Problem details: Write out the listing in full, matching it word for word.

Supplied entries:

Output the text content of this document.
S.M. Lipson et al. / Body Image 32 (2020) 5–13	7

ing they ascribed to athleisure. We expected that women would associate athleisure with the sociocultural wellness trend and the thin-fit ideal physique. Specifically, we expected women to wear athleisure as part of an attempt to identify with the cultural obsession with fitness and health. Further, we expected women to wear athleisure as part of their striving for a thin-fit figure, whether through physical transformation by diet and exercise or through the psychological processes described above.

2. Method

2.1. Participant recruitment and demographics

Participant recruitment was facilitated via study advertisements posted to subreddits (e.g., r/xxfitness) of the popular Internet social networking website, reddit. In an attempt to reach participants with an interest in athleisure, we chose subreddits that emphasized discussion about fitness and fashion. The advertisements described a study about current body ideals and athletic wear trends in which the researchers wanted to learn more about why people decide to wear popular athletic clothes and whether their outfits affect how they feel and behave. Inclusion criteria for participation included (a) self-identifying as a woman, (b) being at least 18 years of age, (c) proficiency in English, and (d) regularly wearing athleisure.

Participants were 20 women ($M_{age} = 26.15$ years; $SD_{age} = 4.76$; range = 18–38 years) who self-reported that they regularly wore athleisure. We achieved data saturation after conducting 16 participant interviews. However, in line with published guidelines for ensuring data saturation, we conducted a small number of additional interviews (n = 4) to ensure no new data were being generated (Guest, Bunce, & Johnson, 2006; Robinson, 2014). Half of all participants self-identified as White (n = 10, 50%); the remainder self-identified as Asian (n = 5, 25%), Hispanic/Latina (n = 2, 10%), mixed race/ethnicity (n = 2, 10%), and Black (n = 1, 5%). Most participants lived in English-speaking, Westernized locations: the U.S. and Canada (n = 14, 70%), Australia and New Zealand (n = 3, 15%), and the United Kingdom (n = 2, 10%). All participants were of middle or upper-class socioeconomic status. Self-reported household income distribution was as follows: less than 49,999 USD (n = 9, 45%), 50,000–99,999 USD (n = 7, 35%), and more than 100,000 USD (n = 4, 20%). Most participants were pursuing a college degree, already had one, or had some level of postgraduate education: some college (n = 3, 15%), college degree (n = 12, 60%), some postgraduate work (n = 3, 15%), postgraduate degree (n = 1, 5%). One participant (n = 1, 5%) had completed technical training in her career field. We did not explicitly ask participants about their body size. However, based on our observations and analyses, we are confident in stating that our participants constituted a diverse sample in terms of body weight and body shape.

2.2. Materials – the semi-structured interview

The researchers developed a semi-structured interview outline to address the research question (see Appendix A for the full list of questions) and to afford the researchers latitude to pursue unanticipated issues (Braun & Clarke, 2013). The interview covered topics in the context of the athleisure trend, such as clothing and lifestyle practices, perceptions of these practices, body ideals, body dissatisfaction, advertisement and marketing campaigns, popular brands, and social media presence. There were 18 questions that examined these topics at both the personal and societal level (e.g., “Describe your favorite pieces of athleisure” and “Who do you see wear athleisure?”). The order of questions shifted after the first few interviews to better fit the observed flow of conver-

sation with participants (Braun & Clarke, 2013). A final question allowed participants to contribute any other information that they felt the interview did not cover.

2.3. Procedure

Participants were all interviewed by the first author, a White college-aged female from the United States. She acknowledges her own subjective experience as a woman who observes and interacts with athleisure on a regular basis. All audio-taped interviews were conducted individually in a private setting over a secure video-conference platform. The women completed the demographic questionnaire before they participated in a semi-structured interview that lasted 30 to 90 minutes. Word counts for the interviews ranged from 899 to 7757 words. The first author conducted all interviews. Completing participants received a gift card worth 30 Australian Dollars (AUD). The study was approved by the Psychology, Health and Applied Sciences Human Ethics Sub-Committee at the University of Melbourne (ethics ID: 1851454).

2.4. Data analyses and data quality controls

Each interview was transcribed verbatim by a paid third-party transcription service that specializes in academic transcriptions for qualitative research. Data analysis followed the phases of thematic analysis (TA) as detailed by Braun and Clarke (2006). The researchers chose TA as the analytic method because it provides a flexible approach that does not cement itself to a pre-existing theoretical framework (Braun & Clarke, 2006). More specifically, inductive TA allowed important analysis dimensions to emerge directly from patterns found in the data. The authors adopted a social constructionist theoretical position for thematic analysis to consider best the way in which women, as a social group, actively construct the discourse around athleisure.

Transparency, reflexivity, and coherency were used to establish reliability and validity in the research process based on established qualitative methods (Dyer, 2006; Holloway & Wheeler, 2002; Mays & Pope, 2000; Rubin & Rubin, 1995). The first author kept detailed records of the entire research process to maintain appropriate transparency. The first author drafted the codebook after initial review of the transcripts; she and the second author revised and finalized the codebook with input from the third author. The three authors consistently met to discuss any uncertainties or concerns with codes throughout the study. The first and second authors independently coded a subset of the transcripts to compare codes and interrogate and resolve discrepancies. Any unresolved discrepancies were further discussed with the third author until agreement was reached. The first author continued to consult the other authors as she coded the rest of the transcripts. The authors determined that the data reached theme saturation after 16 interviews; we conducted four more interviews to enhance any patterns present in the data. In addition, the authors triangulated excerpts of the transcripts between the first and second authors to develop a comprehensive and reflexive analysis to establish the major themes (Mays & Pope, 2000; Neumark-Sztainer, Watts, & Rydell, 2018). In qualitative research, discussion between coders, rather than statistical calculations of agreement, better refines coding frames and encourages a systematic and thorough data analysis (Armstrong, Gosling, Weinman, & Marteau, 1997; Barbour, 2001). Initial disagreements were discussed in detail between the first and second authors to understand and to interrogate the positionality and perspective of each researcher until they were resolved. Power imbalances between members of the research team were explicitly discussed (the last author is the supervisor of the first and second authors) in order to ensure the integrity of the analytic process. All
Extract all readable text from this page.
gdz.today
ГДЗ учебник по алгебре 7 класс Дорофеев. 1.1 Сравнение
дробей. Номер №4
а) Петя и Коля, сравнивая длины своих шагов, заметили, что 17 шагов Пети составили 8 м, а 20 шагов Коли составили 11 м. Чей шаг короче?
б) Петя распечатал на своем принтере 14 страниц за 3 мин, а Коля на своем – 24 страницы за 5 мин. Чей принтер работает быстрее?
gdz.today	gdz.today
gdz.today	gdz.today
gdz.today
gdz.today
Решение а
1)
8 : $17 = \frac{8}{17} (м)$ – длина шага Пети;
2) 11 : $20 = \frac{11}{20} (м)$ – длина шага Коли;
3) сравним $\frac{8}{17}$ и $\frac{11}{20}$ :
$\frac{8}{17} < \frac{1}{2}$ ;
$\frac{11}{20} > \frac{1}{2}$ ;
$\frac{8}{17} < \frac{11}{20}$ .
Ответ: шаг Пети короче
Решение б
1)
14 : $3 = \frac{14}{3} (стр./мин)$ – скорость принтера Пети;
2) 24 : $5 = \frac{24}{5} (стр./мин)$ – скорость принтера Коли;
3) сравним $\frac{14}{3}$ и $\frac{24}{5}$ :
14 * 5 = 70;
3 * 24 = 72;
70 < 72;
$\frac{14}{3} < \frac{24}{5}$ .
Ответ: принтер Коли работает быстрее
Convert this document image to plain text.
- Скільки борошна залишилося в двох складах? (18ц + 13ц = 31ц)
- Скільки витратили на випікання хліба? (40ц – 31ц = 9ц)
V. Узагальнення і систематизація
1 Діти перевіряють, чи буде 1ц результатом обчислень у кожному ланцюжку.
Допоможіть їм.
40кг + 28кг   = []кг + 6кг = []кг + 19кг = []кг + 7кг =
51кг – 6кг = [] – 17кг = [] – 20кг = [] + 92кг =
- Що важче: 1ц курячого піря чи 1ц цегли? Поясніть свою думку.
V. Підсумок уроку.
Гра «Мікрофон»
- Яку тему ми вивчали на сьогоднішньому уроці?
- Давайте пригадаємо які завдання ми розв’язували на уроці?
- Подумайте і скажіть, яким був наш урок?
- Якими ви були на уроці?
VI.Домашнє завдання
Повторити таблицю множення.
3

Reply to the exercise:
Output the text content of this document.
S.M. Lipson et al. / Body Image 32 (2020) 5–13	7

ing they ascribed to athleisure. We expected that women would associate athleisure with the sociocultural wellness trend and the thin-fit ideal physique. Specifically, we expected women to wear athleisure as part of an attempt to identify with the cultural obsession with fitness and health. Further, we expected women to wear athleisure as part of their striving for a thin-fit figure, whether through physical transformation by diet and exercise or through the psychological processes described above.

2. Method

2.1. Participant recruitment and demographics

Participant recruitment was facilitated via study advertisements posted to subreddits (e.g., r/xxfitness) of the popular Internet social networking website, reddit. In an attempt to reach participants with an interest in athleisure, we chose subreddits that emphasized discussion about fitness and fashion. The advertisements described a study about current body ideals and athletic wear trends in which the researchers wanted to learn more about why people decide to wear popular athletic clothes and whether their outfits affect how they feel and behave. Inclusion criteria for participation included (a) self-identifying as a woman, (b) being at least 18 years of age, (c) proficiency in English, and (d) regularly wearing athleisure.

Participants were 20 women ($M_{age} = 26.15$ years; $SD_{age} = 4.76$; range = 18–38 years) who self-reported that they regularly wore athleisure. We achieved data saturation after conducting 16 participant interviews. However, in line with published guidelines for ensuring data saturation, we conducted a small number of additional interviews (n = 4) to ensure no new data were being generated (Guest, Bunce, & Johnson, 2006; Robinson, 2014). Half of all participants self-identified as White (n = 10, 50%); the remainder self-identified as Asian (n = 5, 25%), Hispanic/Latina (n = 2, 10%), mixed race/ethnicity (n = 2, 10%), and Black (n = 1, 5%). Most participants lived in English-speaking, Westernized locations: the U.S. and Canada (n = 14, 70%), Australia and New Zealand (n = 3, 15%), and the United Kingdom (n = 2, 10%). All participants were of middle or upper-class socioeconomic status. Self-reported household income distribution was as follows: less than 49,999 USD (n = 9, 45%), 50,000–99,999 USD (n = 7, 35%), and more than 100,000 USD (n = 4, 20%). Most participants were pursuing a college degree, already had one, or had some level of postgraduate education: some college (n = 3, 15%), college degree (n = 12, 60%), some postgraduate work (n = 3, 15%), postgraduate degree (n = 1, 5%). One participant (n = 1, 5%) had completed technical training in her career field. We did not explicitly ask participants about their body size. However, based on our observations and analyses, we are confident in stating that our participants constituted a diverse sample in terms of body weight and body shape.

2.2. Materials – the semi-structured interview

The researchers developed a semi-structured interview outline to address the research question (see Appendix A for the full list of questions) and to afford the researchers latitude to pursue unanticipated issues (Braun & Clarke, 2013). The interview covered topics in the context of the athleisure trend, such as clothing and lifestyle practices, perceptions of these practices, body ideals, body dissatisfaction, advertisement and marketing campaigns, popular brands, and social media presence. There were 18 questions that examined these topics at both the personal and societal level (e.g., “Describe your favorite pieces of athleisure” and “Who do you see wear athleisure?”). The order of questions shifted after the first few interviews to better fit the observed flow of conver-

sation with participants (Braun & Clarke, 2013). A final question allowed participants to contribute any other information that they felt the interview did not cover.

2.3. Procedure

Participants were all interviewed by the first author, a White college-aged female from the United States. She acknowledges her own subjective experience as a woman who observes and interacts with athleisure on a regular basis. All audio-taped interviews were conducted individually in a private setting over a secure video-conference platform. The women completed the demographic questionnaire before they participated in a semi-structured interview that lasted 30 to 90 minutes. Word counts for the interviews ranged from 899 to 7757 words. The first author conducted all interviews. Completing participants received a gift card worth 30 Australian Dollars (AUD). The study was approved by the Psychology, Health and Applied Sciences Human Ethics Sub-Committee at the University of Melbourne (ethics ID: 1851454).

2.4. Data analyses and data quality controls

Each interview was transcribed verbatim by a paid third-party transcription service that specializes in academic transcriptions for qualitative research. Data analysis followed the phases of thematic analysis (TA) as detailed by Braun and Clarke (2006). The researchers chose TA as the analytic method because it provides a flexible approach that does not cement itself to a pre-existing theoretical framework (Braun & Clarke, 2006). More specifically, inductive TA allowed important analysis dimensions to emerge directly from patterns found in the data. The authors adopted a social constructionist theoretical position for thematic analysis to consider best the way in which women, as a social group, actively construct the discourse around athleisure.

Transparency, reflexivity, and coherency were used to establish reliability and validity in the research process based on established qualitative methods (Dyer, 2006; Holloway & Wheeler, 2002; Mays & Pope, 2000; Rubin & Rubin, 1995). The first author kept detailed records of the entire research process to maintain appropriate transparency. The first author drafted the codebook after initial review of the transcripts; she and the second author revised and finalized the codebook with input from the third author. The three authors consistently met to discuss any uncertainties or concerns with codes throughout the study. The first and second authors independently coded a subset of the transcripts to compare codes and interrogate and resolve discrepancies. Any unresolved discrepancies were further discussed with the third author until agreement was reached. The first author continued to consult the other authors as she coded the rest of the transcripts. The authors determined that the data reached theme saturation after 16 interviews; we conducted four more interviews to enhance any patterns present in the data. In addition, the authors triangulated excerpts of the transcripts between the first and second authors to develop a comprehensive and reflexive analysis to establish the major themes (Mays & Pope, 2000; Neumark-Sztainer, Watts, & Rydell, 2018). In qualitative research, discussion between coders, rather than statistical calculations of agreement, better refines coding frames and encourages a systematic and thorough data analysis (Armstrong, Gosling, Weinman, & Marteau, 1997; Barbour, 2001). Initial disagreements were discussed in detail between the first and second authors to understand and to interrogate the positionality and perspective of each researcher until they were resolved. Power imbalances between members of the research team were explicitly discussed (the last author is the supervisor of the first and second authors) in order to ensure the integrity of the analytic process. All
Extract all readable text from this page.
gdz.today
ГДЗ учебник по алгебре 7 класс Дорофеев. 1.1 Сравнение
дробей. Номер №4
а) Петя и Коля, сравнивая длины своих шагов, заметили, что 17 шагов Пети составили 8 м, а 20 шагов Коли составили 11 м. Чей шаг короче?
б) Петя распечатал на своем принтере 14 страниц за 3 мин, а Коля на своем – 24 страницы за 5 мин. Чей принтер работает быстрее?
gdz.today	gdz.today
gdz.today	gdz.today
gdz.today
gdz.today
Решение а
1)
8 : $17 = \frac{8}{17} (м)$ – длина шага Пети;
2) 11 : $20 = \frac{11}{20} (м)$ – длина шага Коли;
3) сравним $\frac{8}{17}$ и $\frac{11}{20}$ :
$\frac{8}{17} < \frac{1}{2}$ ;
$\frac{11}{20} > \frac{1}{2}$ ;
$\frac{8}{17} < \frac{11}{20}$ .
Ответ: шаг Пети короче
Решение б
1)
14 : $3 = \frac{14}{3} (стр./мин)$ – скорость принтера Пети;
2) 24 : $5 = \frac{24}{5} (стр./мин)$ – скорость принтера Коли;
3) сравним $\frac{14}{3}$ и $\frac{24}{5}$ :
14 * 5 = 70;
3 * 24 = 72;
70 < 72;
$\frac{14}{3} < \frac{24}{5}$ .
Ответ: принтер Коли работает быстрее
Convert this document image to plain text.
- Скільки борошна залишилося в двох складах? (18ц + 13ц = 31ц)
- Скільки витратили на випікання хліба? (40ц – 31ц = 9ц)
V. Узагальнення і систематизація
1 Діти перевіряють, чи буде 1ц результатом обчислень у кожному ланцюжку.
Допоможіть їм.
40кг + 28кг   = []кг + 6кг = []кг + 19кг = []кг + 7кг =
51кг – 6кг = [] – 17кг = [] – 20кг = [] + 92кг =
- Що важче: 1ц курячого піря чи 1ц цегли? Поясніть свою думку.
V. Підсумок уроку.
Гра «Мікрофон»
- Яку тему ми вивчали на сьогоднішньому уроці?
- Давайте пригадаємо які завдання ми розв’язували на уроці?
- Подумайте і скажіть, яким був наш урок?
- Якими ви були на уроці?
VI.Домашнє завдання
Повторити таблицю множення.
3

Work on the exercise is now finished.